[Saved entries]
********************

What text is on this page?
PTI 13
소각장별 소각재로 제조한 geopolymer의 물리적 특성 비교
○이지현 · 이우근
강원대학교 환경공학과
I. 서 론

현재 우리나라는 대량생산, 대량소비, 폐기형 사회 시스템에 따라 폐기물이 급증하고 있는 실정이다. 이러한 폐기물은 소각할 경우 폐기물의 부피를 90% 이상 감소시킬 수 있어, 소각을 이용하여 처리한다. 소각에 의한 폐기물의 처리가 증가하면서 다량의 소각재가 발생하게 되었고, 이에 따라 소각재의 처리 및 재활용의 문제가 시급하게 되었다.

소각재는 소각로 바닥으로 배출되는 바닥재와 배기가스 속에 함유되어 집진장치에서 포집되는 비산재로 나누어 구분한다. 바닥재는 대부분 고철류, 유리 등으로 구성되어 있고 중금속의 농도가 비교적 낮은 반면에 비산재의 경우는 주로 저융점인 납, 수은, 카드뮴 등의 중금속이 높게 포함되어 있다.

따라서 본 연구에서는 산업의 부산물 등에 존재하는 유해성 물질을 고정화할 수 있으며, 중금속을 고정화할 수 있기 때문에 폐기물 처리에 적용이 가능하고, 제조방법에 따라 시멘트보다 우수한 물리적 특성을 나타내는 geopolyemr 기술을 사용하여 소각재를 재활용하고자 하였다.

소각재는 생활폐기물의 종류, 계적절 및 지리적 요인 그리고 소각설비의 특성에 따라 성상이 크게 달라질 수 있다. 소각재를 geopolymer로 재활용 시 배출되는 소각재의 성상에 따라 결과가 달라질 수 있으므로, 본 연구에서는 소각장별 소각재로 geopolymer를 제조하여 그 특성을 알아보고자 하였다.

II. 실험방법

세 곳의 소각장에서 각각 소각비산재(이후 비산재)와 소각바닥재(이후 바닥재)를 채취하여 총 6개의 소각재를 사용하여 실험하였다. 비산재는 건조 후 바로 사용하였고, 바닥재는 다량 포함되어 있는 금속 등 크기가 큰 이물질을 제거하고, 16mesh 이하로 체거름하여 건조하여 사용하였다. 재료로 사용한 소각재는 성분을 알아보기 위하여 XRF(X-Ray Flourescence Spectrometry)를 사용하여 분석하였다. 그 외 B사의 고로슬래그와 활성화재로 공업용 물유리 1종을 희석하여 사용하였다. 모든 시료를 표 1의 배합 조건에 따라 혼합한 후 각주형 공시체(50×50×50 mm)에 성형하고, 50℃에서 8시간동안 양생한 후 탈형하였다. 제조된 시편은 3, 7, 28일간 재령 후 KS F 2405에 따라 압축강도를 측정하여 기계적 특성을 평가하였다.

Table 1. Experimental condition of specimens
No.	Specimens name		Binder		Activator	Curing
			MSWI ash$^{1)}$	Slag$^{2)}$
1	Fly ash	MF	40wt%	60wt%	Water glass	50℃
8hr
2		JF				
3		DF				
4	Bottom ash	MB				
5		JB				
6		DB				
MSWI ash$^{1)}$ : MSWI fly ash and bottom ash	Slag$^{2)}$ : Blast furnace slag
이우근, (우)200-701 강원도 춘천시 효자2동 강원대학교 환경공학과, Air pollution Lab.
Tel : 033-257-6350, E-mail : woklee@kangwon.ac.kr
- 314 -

********************

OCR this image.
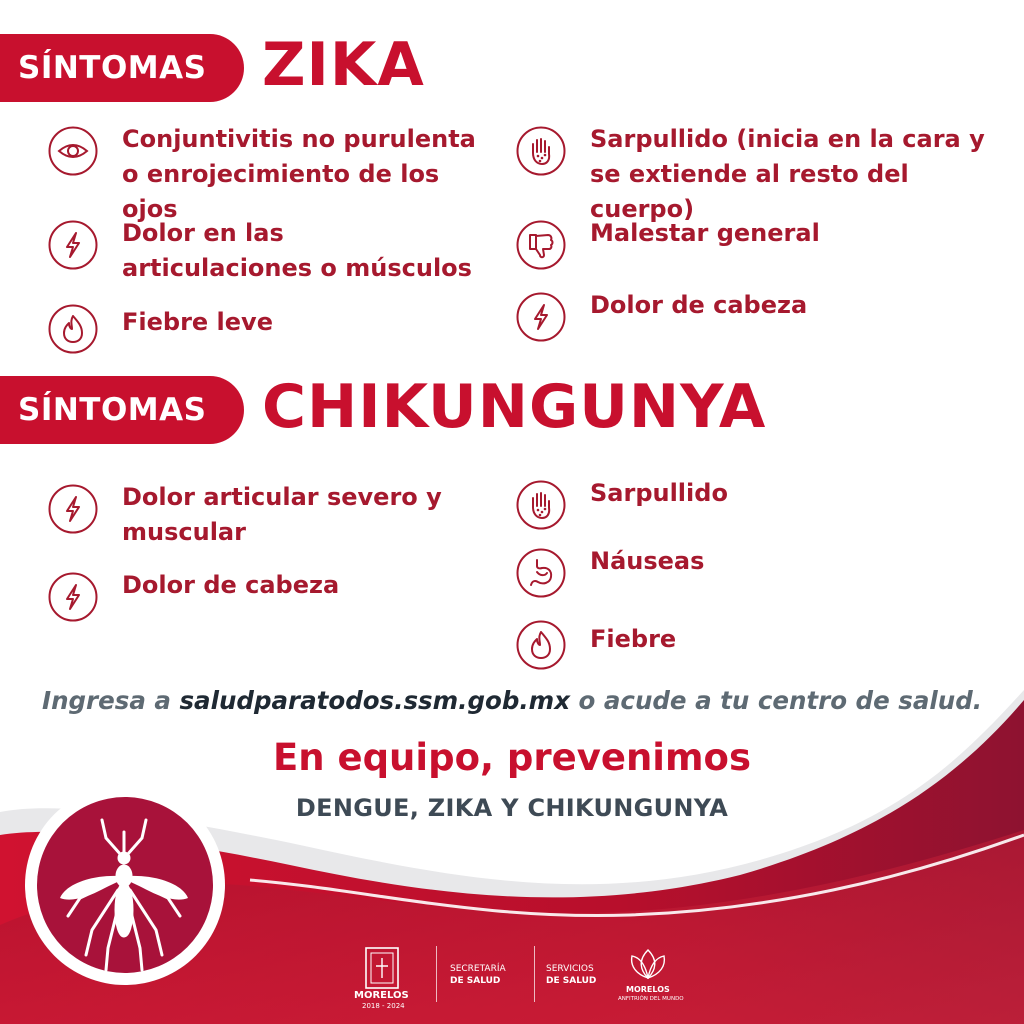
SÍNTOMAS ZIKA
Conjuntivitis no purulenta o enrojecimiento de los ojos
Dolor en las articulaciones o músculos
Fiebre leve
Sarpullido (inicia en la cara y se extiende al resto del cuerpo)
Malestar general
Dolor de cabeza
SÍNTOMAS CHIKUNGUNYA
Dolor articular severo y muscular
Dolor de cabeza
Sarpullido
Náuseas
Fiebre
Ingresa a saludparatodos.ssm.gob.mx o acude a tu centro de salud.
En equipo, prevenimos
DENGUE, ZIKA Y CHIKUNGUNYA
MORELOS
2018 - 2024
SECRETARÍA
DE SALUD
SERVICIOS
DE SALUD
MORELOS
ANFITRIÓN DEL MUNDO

********************

Exercise task - Go through the data above and find the lines with the word "ZIKA". Copy each of those lines.

Solution below -
SÍNTOMAS ZIKA
DENGUE, ZIKA Y CHIKUNGUNYA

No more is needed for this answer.